-- START Record excerpts --

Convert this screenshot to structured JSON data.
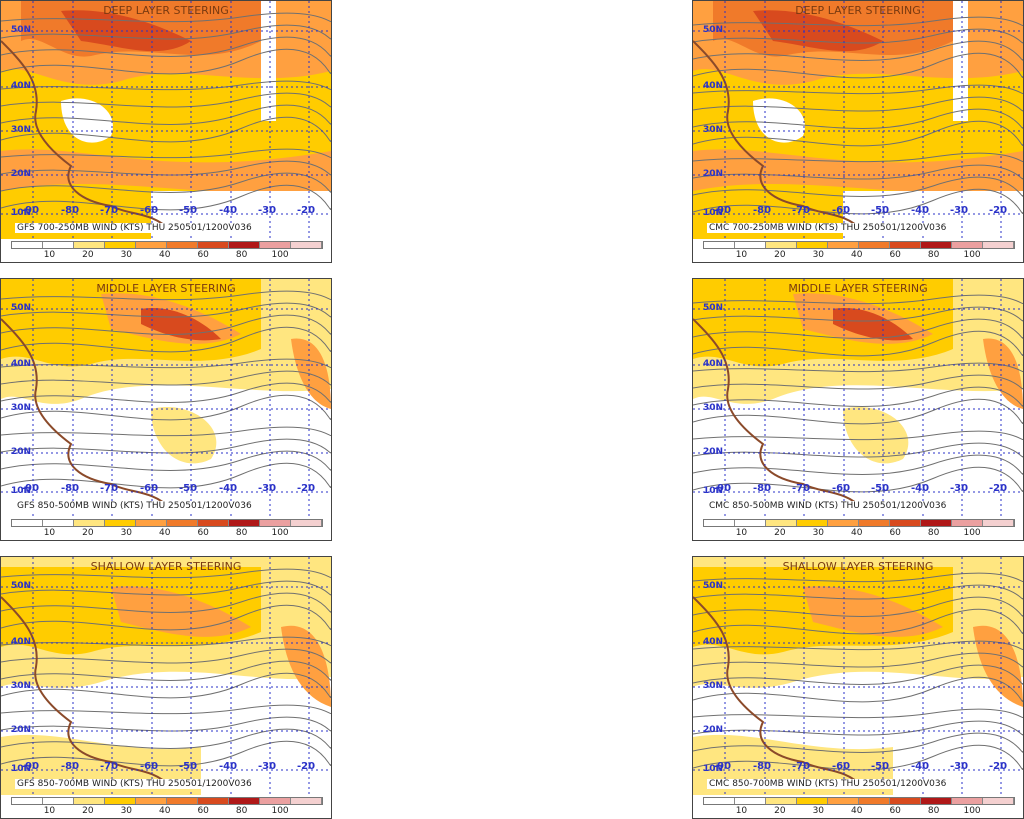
{
  "colorbar": {
    "ticks": [
      "10",
      "20",
      "30",
      "40",
      "60",
      "80",
      "100"
    ],
    "colors": [
      "#ffffff",
      "#ffffff",
      "#ffe680",
      "#ffcc00",
      "#ffa040",
      "#f07a2a",
      "#d84a1e",
      "#b01818",
      "#eba0a0",
      "#f4d0d0"
    ]
  },
  "latitudes": [
    "50N",
    "40N",
    "30N",
    "20N",
    "10N"
  ],
  "longitudes": [
    "-90",
    "-80",
    "-70",
    "-60",
    "-50",
    "-40",
    "-30",
    "-20"
  ],
  "panels": [
    {
      "title": "DEEP LAYER STEERING",
      "caption": "GFS 700-250MB WIND (KTS) THU 250501/1200V036"
    },
    {
      "title": "DEEP LAYER STEERING",
      "caption": "CMC 700-250MB WIND (KTS) THU 250501/1200V036"
    },
    {
      "title": "MIDDLE LAYER STEERING",
      "caption": "GFS 850-500MB WIND (KTS) THU 250501/1200V036"
    },
    {
      "title": "MIDDLE LAYER STEERING",
      "caption": "CMC 850-500MB WIND (KTS) THU 250501/1200V036"
    },
    {
      "title": "SHALLOW LAYER STEERING",
      "caption": "GFS 850-700MB WIND (KTS) THU 250501/1200V036"
    },
    {
      "title": "SHALLOW LAYER STEERING",
      "caption": "CMC 850-700MB WIND (KTS) THU 250501/1200V036"
    }
  ]
}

-- END Record excerpts --

## Task
Retype each record exactly as it stands, but do not include the pictures.

## Correct answer
Convert this screenshot to structured JSON data.
{
  "colorbar": {
    "ticks": [
      "10",
      "20",
      "30",
      "40",
      "60",
      "80",
      "100"
    ],
    "colors": [
      "#ffffff",
      "#ffffff",
      "#ffe680",
      "#ffcc00",
      "#ffa040",
      "#f07a2a",
      "#d84a1e",
      "#b01818",
      "#eba0a0",
      "#f4d0d0"
    ]
  },
  "latitudes": [
    "50N",
    "40N",
    "30N",
    "20N",
    "10N"
  ],
  "longitudes": [
    "-90",
    "-80",
    "-70",
    "-60",
    "-50",
    "-40",
    "-30",
    "-20"
  ],
  "panels": [
    {
      "title": "DEEP LAYER STEERING",
      "caption": "GFS 700-250MB WIND (KTS) THU 250501/1200V036"
    },
    {
      "title": "DEEP LAYER STEERING",
      "caption": "CMC 700-250MB WIND (KTS) THU 250501/1200V036"
    },
    {
      "title": "MIDDLE LAYER STEERING",
      "caption": "GFS 850-500MB WIND (KTS) THU 250501/1200V036"
    },
    {
      "title": "MIDDLE LAYER STEERING",
      "caption": "CMC 850-500MB WIND (KTS) THU 250501/1200V036"
    },
    {
      "title": "SHALLOW LAYER STEERING",
      "caption": "GFS 850-700MB WIND (KTS) THU 250501/1200V036"
    },
    {
      "title": "SHALLOW LAYER STEERING",
      "caption": "CMC 850-700MB WIND (KTS) THU 250501/1200V036"
    }
  ]
}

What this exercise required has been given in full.